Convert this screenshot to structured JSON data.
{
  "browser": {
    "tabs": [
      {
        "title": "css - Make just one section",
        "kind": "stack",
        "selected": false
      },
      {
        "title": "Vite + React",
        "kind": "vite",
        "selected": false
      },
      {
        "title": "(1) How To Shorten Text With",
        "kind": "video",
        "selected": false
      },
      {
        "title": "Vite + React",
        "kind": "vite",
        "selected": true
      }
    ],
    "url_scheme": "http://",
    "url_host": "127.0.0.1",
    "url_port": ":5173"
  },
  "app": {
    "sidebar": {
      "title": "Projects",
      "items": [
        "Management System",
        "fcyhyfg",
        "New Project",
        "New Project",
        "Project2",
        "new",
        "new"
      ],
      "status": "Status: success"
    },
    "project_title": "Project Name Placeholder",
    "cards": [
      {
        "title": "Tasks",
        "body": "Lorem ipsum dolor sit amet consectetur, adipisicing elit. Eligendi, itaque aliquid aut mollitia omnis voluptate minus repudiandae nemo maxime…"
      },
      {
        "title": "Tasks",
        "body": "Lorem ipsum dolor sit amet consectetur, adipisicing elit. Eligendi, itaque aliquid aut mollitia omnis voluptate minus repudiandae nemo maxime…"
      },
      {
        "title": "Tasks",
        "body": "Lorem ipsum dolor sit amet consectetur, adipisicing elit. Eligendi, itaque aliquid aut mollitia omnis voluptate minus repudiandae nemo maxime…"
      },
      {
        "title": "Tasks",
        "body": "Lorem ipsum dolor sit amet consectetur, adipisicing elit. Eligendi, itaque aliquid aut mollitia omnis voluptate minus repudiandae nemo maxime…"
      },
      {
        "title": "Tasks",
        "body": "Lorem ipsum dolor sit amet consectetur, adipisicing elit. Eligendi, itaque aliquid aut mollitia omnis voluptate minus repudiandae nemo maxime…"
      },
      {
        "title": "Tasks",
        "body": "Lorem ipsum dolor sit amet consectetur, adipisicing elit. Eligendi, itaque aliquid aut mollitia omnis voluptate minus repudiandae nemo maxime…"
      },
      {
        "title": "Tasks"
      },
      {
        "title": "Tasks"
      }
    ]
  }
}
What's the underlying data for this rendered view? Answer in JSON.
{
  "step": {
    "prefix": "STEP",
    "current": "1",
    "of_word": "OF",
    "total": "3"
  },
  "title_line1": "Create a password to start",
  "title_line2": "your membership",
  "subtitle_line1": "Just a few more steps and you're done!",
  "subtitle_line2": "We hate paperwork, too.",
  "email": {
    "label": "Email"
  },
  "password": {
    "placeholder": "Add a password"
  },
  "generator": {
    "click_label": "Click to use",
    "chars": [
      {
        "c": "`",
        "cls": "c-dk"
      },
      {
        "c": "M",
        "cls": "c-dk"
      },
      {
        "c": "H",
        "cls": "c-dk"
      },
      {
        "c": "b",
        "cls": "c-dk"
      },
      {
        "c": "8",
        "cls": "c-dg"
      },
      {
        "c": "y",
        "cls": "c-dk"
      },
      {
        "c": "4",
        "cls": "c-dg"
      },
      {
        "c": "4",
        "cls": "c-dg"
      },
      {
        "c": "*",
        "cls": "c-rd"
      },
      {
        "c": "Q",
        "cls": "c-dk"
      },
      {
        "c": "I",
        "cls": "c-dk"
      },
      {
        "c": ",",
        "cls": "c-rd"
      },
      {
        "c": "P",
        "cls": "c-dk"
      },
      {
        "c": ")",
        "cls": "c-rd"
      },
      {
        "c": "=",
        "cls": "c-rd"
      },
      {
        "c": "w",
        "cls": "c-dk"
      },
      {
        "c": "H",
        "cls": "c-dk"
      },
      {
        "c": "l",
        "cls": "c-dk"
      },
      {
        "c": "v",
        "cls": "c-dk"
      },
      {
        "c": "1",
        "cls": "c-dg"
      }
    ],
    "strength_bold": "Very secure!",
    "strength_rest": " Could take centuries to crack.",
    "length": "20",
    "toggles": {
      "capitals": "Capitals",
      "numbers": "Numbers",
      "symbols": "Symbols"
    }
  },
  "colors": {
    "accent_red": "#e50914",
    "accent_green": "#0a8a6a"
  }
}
+===+
Copy out every line holding the string "this".

* [OUTPUT BELOW]
Convert this screenshot to structured JSON data.
What's the underlying data for this rendered view? Answer in JSON.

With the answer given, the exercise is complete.